▶ Sunulan Metin:
────────

15 Kasım 1983 bir devletin doğuşu.. KKTC

  • GİRİŞ15.11.2025 10:19
  • GÜNCELLEME15.11.2025 10:19

1983’ün 14 Kasım’ını 15 Kasım’a bağlayan gece Kıbrıs Türk Federe Devleti Başkanı Rauf Denktaş bütün parti başkanları ile milletvekillerini toplar, KKTC’nin ilân edileceğini söyler. 

Herkes çok heyecanlanmıştır. Büyük bir kararlılıkla devletin kuruluş bildirgesi o gece imzalanır. Bu arada Rauf Denktaş dönemin Ulaştırma Bakanı Magosa’lı (İskele’ye bağlı Balalan Köyü doğumlu) Mehmet Bayram’a ulaştırma bakanı olarak özel bir talimat verir. Görevi; KKTC'yi ilân ederken hem uluslararası baskı, hem de Rumların engelleme girişimlerine mâni olmak için dünya İle iletişimlerini kesmektir. 

Türkiye ile gerektikçe iletişim kurmak için sadece belli kanallar kullanılacaktır. Kuzey Kıbrıs derin bir sessizliğe gömülmüştür. O gece kimse gözünü kırpmaz. 

Ertesi sabah 15 Kasım 1983 Salı’dır. Kıbrıs Türk Federe Devleti Meclis Başkanı Nejat Konuk sabah özel oturumu açtığında çok heyecanlıdır. Tek maddelik gündemi okur. Ardından, az sonra Kuzey Kıbrıs Türk Cumhuriyeti Cumhurbaşkanı sıfatı alacak olan Kıbrıs Türk Federe Devleti Başkanı Rauf Denktaş’ı kürsüye dâvet eder..

Saat 09.00’da vakur adımlarla kürsüye gelen Rauf Denktaş bütün gücüyle Millet Meclisi kürsüsünden şöyle haykırır. “Kıbrıs Türk Halkının meşrû ve önüne geçilmesi imkansız istek ve irâdesine tercüman olarak Kuzey Kıbrıs Türk Cumhuriyeti’nin bağımsız bir devlet olarak kurulduğunu dünya ve tarih önünde ilân ediyoruz..”

────────

▶ Görev Gereksinimleri:
1 > KKTC'nin ilanına dair metinde "15 Kasım 1983 bir" sözcüklerinin geçtiği yerle açılıp "kimse gözünü kırpmaz." ile kapanan bölümü hiçbir değişiklik yapmadan yeniden yazın.
2 > KKTC'nin ilanına dair metne göre 15 Kasım 1983 sabahı meclisin özel oturumunu kim açtı?
Bu veriler metinden ayrı, başka bir kaynaktan alınmıştır.

▶ Satırlar:
────────

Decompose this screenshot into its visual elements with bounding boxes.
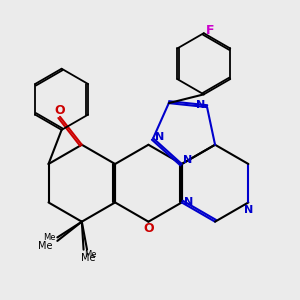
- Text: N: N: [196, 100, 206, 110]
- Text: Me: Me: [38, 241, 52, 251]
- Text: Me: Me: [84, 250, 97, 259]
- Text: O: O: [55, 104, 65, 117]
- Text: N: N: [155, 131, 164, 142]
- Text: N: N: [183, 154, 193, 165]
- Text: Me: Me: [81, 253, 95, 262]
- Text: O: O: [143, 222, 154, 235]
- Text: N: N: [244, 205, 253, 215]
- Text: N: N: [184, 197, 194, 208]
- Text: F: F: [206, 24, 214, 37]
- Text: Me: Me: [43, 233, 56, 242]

────────

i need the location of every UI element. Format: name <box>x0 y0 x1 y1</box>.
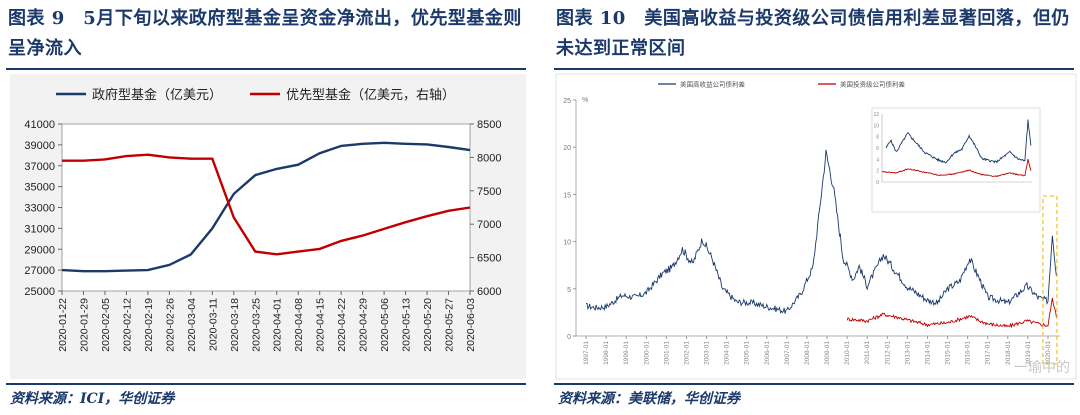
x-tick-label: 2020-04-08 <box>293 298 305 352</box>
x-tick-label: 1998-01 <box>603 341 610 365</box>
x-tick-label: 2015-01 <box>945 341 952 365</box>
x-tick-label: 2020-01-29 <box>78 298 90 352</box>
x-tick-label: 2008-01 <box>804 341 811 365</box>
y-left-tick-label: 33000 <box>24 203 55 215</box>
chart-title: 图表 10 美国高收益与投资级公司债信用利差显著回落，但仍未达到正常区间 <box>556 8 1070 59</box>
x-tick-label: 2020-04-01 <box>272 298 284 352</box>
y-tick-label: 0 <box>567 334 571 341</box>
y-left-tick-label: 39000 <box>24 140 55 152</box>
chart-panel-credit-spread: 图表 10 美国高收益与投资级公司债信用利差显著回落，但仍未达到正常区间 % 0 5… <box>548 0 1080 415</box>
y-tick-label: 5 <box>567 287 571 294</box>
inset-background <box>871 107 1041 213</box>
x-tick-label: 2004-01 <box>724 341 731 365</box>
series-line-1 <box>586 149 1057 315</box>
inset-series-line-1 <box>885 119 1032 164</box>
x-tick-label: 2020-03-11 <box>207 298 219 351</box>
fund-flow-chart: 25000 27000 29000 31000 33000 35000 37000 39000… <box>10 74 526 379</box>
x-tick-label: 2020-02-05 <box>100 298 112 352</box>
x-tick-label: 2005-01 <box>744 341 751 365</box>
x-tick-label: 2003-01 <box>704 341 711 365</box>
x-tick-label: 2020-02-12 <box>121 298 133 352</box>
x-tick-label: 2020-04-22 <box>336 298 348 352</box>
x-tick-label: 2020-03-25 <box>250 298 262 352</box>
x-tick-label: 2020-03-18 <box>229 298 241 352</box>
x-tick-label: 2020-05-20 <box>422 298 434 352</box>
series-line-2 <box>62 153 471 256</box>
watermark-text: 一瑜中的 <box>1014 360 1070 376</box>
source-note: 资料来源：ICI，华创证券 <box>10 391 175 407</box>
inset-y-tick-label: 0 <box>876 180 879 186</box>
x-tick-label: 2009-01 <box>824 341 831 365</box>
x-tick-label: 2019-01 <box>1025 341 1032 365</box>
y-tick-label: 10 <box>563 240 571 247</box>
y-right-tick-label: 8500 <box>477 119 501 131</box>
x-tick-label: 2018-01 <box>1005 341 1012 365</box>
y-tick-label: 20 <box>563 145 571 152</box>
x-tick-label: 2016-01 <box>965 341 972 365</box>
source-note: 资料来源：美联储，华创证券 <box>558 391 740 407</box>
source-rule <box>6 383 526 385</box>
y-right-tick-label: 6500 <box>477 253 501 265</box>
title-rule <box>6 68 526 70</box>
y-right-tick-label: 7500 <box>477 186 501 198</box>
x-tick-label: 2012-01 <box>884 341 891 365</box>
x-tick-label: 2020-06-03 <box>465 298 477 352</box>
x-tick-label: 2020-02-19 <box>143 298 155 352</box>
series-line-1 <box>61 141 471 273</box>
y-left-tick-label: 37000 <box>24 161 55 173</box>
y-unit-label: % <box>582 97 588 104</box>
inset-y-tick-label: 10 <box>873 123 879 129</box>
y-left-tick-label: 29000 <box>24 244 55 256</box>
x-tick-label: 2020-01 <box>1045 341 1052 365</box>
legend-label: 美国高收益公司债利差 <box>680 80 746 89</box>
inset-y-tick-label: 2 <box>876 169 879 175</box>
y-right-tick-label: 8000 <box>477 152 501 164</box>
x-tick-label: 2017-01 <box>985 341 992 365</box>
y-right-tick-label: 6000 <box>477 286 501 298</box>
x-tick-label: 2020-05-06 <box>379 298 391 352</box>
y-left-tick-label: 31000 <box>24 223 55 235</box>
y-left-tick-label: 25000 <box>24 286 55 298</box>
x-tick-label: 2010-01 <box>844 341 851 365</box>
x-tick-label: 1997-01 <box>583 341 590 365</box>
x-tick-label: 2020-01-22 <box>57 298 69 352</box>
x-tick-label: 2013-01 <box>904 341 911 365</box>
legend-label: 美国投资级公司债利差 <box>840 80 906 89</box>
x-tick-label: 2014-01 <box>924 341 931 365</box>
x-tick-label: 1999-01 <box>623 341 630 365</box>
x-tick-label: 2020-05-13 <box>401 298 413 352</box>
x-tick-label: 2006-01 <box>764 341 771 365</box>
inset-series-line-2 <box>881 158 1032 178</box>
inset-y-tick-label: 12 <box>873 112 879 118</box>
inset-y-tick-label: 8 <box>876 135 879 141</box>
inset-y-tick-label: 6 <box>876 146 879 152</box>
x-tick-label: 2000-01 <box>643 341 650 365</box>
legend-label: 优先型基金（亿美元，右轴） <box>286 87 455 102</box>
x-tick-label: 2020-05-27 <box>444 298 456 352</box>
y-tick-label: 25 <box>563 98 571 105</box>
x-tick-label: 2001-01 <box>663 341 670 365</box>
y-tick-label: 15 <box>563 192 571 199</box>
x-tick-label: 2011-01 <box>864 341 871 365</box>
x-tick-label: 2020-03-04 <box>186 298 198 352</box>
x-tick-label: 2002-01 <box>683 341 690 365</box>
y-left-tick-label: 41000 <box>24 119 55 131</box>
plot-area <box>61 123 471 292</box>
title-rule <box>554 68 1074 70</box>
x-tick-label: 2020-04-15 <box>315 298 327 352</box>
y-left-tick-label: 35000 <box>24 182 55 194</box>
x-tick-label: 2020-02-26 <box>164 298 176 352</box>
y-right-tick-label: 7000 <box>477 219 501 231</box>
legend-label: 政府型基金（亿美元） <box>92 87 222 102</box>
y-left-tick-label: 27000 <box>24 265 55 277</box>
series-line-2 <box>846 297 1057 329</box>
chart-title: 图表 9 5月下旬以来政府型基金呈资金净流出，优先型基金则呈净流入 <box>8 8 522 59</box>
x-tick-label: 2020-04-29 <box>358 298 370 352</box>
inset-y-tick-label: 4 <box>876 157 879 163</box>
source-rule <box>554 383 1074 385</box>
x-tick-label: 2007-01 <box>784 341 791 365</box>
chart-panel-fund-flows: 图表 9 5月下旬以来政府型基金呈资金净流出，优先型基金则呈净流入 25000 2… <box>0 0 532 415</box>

────────

▶ Alıştırma Yanıtları:
1 >
15 Kasım 1983 bir devletin doğuşu.. KKTC

  • GİRİŞ15.11.2025 10:19
  • GÜNCELLEME15.11.2025 10:19

1983’ün 14 Kasım’ını 15 Kasım’a bağlayan gece Kıbrıs Türk Federe Devleti Başkanı Rauf Denktaş bütün parti başkanları ile milletvekillerini toplar, KKTC’nin ilân edileceğini söyler. 

Herkes çok heyecanlanmıştır. Büyük bir kararlılıkla devletin kuruluş bildirgesi o gece imzalanır. Bu arada Rauf Denktaş dönemin Ulaştırma Bakanı Magosa’lı (İskele’ye bağlı Balalan Köyü doğumlu) Mehmet Bayram’a ulaştırma bakanı olarak özel bir talimat verir. Görevi; KKTC'yi ilân ederken hem uluslararası baskı, hem de Rumların engelleme girişimlerine mâni olmak için dünya İle iletişimlerini kesmektir. 

Türkiye ile gerektikçe iletişim kurmak için sadece belli kanallar kullanılacaktır. Kuzey Kıbrıs derin bir sessizliğe gömülmüştür. O gece kimse gözünü kırpmaz.

2 > Kıbrıs Türk Federe Devleti Meclis Başkanı Nejat Konuk.